=== SHORT EXERCISE ===
Locate the string "Stopping" throughout the material and copy every line in which it occurs.

===== MATERIAL

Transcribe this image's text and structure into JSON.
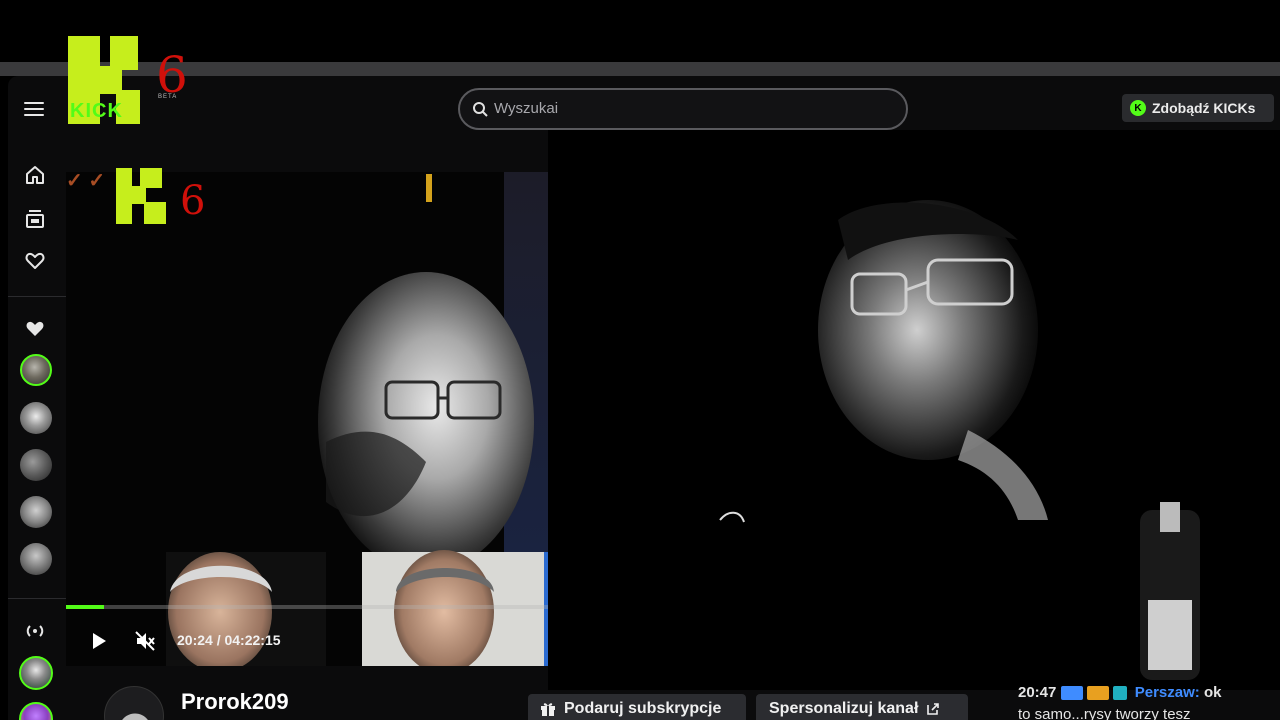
{
  "header": {
    "search_placeholder": "Wyszukai",
    "kicks_button": "Zdobądź KICKs",
    "logo_text": "KICK",
    "logo_overlay_number": "6",
    "logo_beta": "BETA"
  },
  "sidebar": {
    "nav": [
      "home-icon",
      "browse-icon",
      "following-icon"
    ],
    "followed_channels": [
      {
        "name": "channel-1",
        "live": true
      },
      {
        "name": "channel-2",
        "live": false
      },
      {
        "name": "channel-3",
        "live": false
      },
      {
        "name": "channel-4",
        "live": false
      },
      {
        "name": "channel-5",
        "live": false
      },
      {
        "name": "channel-6",
        "live": true
      },
      {
        "name": "channel-7",
        "live": true
      }
    ]
  },
  "player": {
    "time_current": "20:24",
    "time_separator": "/",
    "time_total": "04:22:15",
    "progress": 0.078,
    "muted": true
  },
  "channel": {
    "name": "Prorok209"
  },
  "actions": {
    "gift_sub": "Podaruj subskrypcje",
    "customize": "Spersonalizuj kanał"
  },
  "chat": {
    "time": "20:47",
    "username": "Perszaw:",
    "message_start": "ok",
    "line2": "to samo...rysy tworzy tesz"
  },
  "colors": {
    "brand": "#53fc18",
    "logo_block": "#c6ee1c",
    "overlay_red": "#d0100a"
  }
}
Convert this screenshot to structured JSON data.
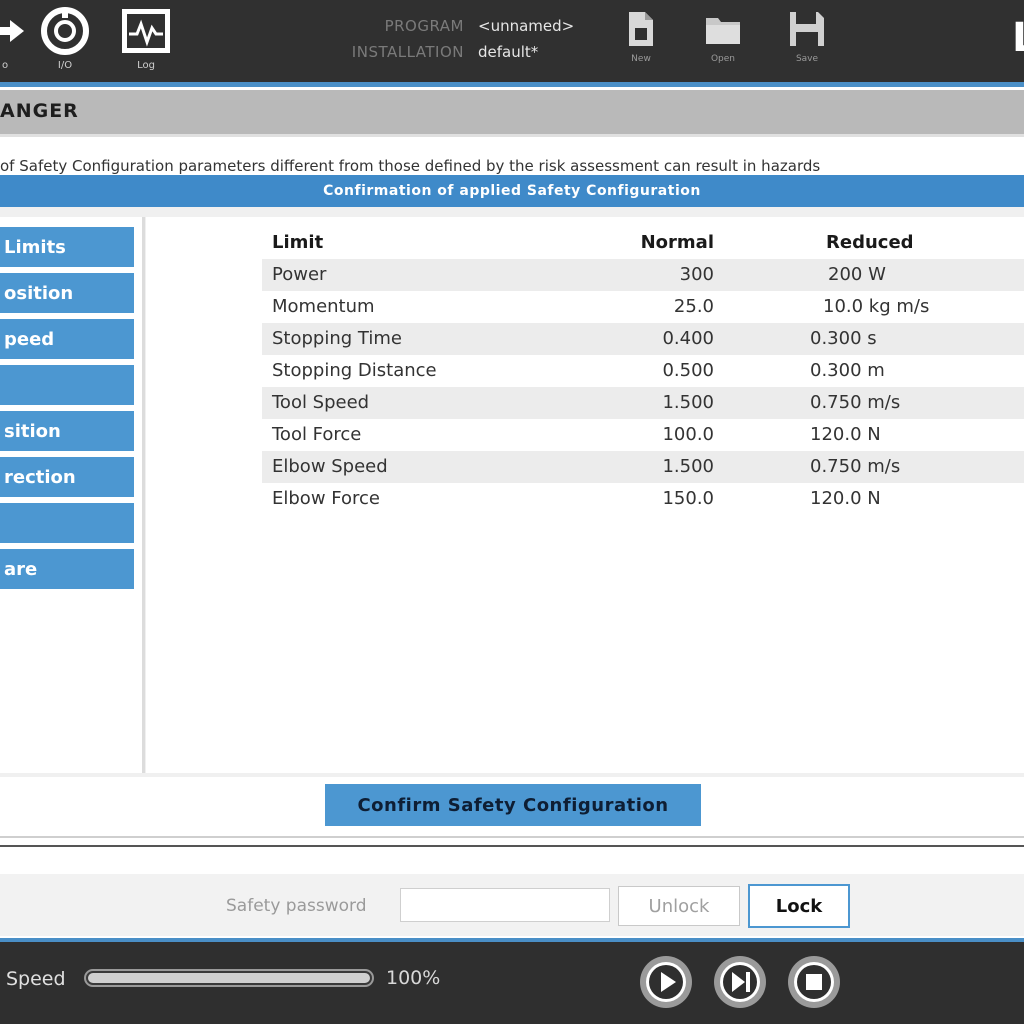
{
  "toolbar": {
    "left_buttons": [
      {
        "label": "o",
        "icon": "move-arrow-icon"
      },
      {
        "label": "I/O",
        "icon": "io-dial-icon"
      },
      {
        "label": "Log",
        "icon": "log-graph-icon"
      }
    ],
    "program_label": "PROGRAM",
    "program_value": "<unnamed>",
    "installation_label": "INSTALLATION",
    "installation_value": "default*",
    "file_buttons": [
      {
        "label": "New",
        "icon": "new-file-icon"
      },
      {
        "label": "Open",
        "icon": "folder-icon"
      },
      {
        "label": "Save",
        "icon": "save-icon"
      }
    ],
    "right_glyph": "L"
  },
  "title": "ANGER",
  "warning_text": "of Safety Configuration parameters different from those defined by the risk assessment can result in hazards",
  "dialog": {
    "title": "Confirmation of applied Safety Configuration",
    "sidebar_items": [
      "Limits",
      "osition",
      "peed",
      "",
      "sition",
      "rection",
      "",
      "are"
    ],
    "table": {
      "headers": [
        "Limit",
        "Normal",
        "Reduced"
      ],
      "rows": [
        {
          "name": "Power",
          "normal": "300",
          "reduced": "200 W"
        },
        {
          "name": "Momentum",
          "normal": "25.0",
          "reduced": "10.0 kg m/s"
        },
        {
          "name": "Stopping Time",
          "normal": "0.400",
          "reduced": "0.300 s"
        },
        {
          "name": "Stopping Distance",
          "normal": "0.500",
          "reduced": "0.300 m"
        },
        {
          "name": "Tool Speed",
          "normal": "1.500",
          "reduced": "0.750 m/s"
        },
        {
          "name": "Tool Force",
          "normal": "100.0",
          "reduced": "120.0 N"
        },
        {
          "name": "Elbow Speed",
          "normal": "1.500",
          "reduced": "0.750 m/s"
        },
        {
          "name": "Elbow Force",
          "normal": "150.0",
          "reduced": "120.0 N"
        }
      ]
    },
    "confirm_label": "Confirm Safety Configuration"
  },
  "password": {
    "label": "Safety password",
    "value": "",
    "unlock_label": "Unlock",
    "lock_label": "Lock"
  },
  "footer": {
    "speed_label": "Speed",
    "speed_value": "100%",
    "speed_fraction": 1.0,
    "controls": [
      {
        "icon": "play-icon"
      },
      {
        "icon": "step-icon"
      },
      {
        "icon": "stop-icon"
      }
    ]
  },
  "colors": {
    "accent": "#4c97d1",
    "topbar": "#303030",
    "title_strip": "#b9b9b9"
  }
}
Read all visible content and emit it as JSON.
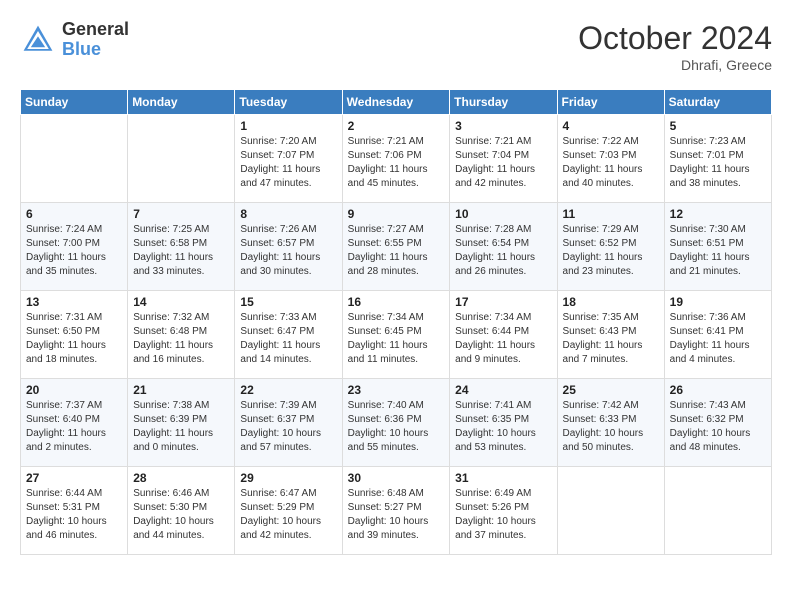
{
  "header": {
    "logo_general": "General",
    "logo_blue": "Blue",
    "month_title": "October 2024",
    "location": "Dhrafi, Greece"
  },
  "days_of_week": [
    "Sunday",
    "Monday",
    "Tuesday",
    "Wednesday",
    "Thursday",
    "Friday",
    "Saturday"
  ],
  "weeks": [
    [
      {
        "day": "",
        "info": ""
      },
      {
        "day": "",
        "info": ""
      },
      {
        "day": "1",
        "info": "Sunrise: 7:20 AM\nSunset: 7:07 PM\nDaylight: 11 hours and 47 minutes."
      },
      {
        "day": "2",
        "info": "Sunrise: 7:21 AM\nSunset: 7:06 PM\nDaylight: 11 hours and 45 minutes."
      },
      {
        "day": "3",
        "info": "Sunrise: 7:21 AM\nSunset: 7:04 PM\nDaylight: 11 hours and 42 minutes."
      },
      {
        "day": "4",
        "info": "Sunrise: 7:22 AM\nSunset: 7:03 PM\nDaylight: 11 hours and 40 minutes."
      },
      {
        "day": "5",
        "info": "Sunrise: 7:23 AM\nSunset: 7:01 PM\nDaylight: 11 hours and 38 minutes."
      }
    ],
    [
      {
        "day": "6",
        "info": "Sunrise: 7:24 AM\nSunset: 7:00 PM\nDaylight: 11 hours and 35 minutes."
      },
      {
        "day": "7",
        "info": "Sunrise: 7:25 AM\nSunset: 6:58 PM\nDaylight: 11 hours and 33 minutes."
      },
      {
        "day": "8",
        "info": "Sunrise: 7:26 AM\nSunset: 6:57 PM\nDaylight: 11 hours and 30 minutes."
      },
      {
        "day": "9",
        "info": "Sunrise: 7:27 AM\nSunset: 6:55 PM\nDaylight: 11 hours and 28 minutes."
      },
      {
        "day": "10",
        "info": "Sunrise: 7:28 AM\nSunset: 6:54 PM\nDaylight: 11 hours and 26 minutes."
      },
      {
        "day": "11",
        "info": "Sunrise: 7:29 AM\nSunset: 6:52 PM\nDaylight: 11 hours and 23 minutes."
      },
      {
        "day": "12",
        "info": "Sunrise: 7:30 AM\nSunset: 6:51 PM\nDaylight: 11 hours and 21 minutes."
      }
    ],
    [
      {
        "day": "13",
        "info": "Sunrise: 7:31 AM\nSunset: 6:50 PM\nDaylight: 11 hours and 18 minutes."
      },
      {
        "day": "14",
        "info": "Sunrise: 7:32 AM\nSunset: 6:48 PM\nDaylight: 11 hours and 16 minutes."
      },
      {
        "day": "15",
        "info": "Sunrise: 7:33 AM\nSunset: 6:47 PM\nDaylight: 11 hours and 14 minutes."
      },
      {
        "day": "16",
        "info": "Sunrise: 7:34 AM\nSunset: 6:45 PM\nDaylight: 11 hours and 11 minutes."
      },
      {
        "day": "17",
        "info": "Sunrise: 7:34 AM\nSunset: 6:44 PM\nDaylight: 11 hours and 9 minutes."
      },
      {
        "day": "18",
        "info": "Sunrise: 7:35 AM\nSunset: 6:43 PM\nDaylight: 11 hours and 7 minutes."
      },
      {
        "day": "19",
        "info": "Sunrise: 7:36 AM\nSunset: 6:41 PM\nDaylight: 11 hours and 4 minutes."
      }
    ],
    [
      {
        "day": "20",
        "info": "Sunrise: 7:37 AM\nSunset: 6:40 PM\nDaylight: 11 hours and 2 minutes."
      },
      {
        "day": "21",
        "info": "Sunrise: 7:38 AM\nSunset: 6:39 PM\nDaylight: 11 hours and 0 minutes."
      },
      {
        "day": "22",
        "info": "Sunrise: 7:39 AM\nSunset: 6:37 PM\nDaylight: 10 hours and 57 minutes."
      },
      {
        "day": "23",
        "info": "Sunrise: 7:40 AM\nSunset: 6:36 PM\nDaylight: 10 hours and 55 minutes."
      },
      {
        "day": "24",
        "info": "Sunrise: 7:41 AM\nSunset: 6:35 PM\nDaylight: 10 hours and 53 minutes."
      },
      {
        "day": "25",
        "info": "Sunrise: 7:42 AM\nSunset: 6:33 PM\nDaylight: 10 hours and 50 minutes."
      },
      {
        "day": "26",
        "info": "Sunrise: 7:43 AM\nSunset: 6:32 PM\nDaylight: 10 hours and 48 minutes."
      }
    ],
    [
      {
        "day": "27",
        "info": "Sunrise: 6:44 AM\nSunset: 5:31 PM\nDaylight: 10 hours and 46 minutes."
      },
      {
        "day": "28",
        "info": "Sunrise: 6:46 AM\nSunset: 5:30 PM\nDaylight: 10 hours and 44 minutes."
      },
      {
        "day": "29",
        "info": "Sunrise: 6:47 AM\nSunset: 5:29 PM\nDaylight: 10 hours and 42 minutes."
      },
      {
        "day": "30",
        "info": "Sunrise: 6:48 AM\nSunset: 5:27 PM\nDaylight: 10 hours and 39 minutes."
      },
      {
        "day": "31",
        "info": "Sunrise: 6:49 AM\nSunset: 5:26 PM\nDaylight: 10 hours and 37 minutes."
      },
      {
        "day": "",
        "info": ""
      },
      {
        "day": "",
        "info": ""
      }
    ]
  ]
}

==========

=== TASK OUTPUT ===
          "name": "Stopping Time",
          "name": "Stopping Distance",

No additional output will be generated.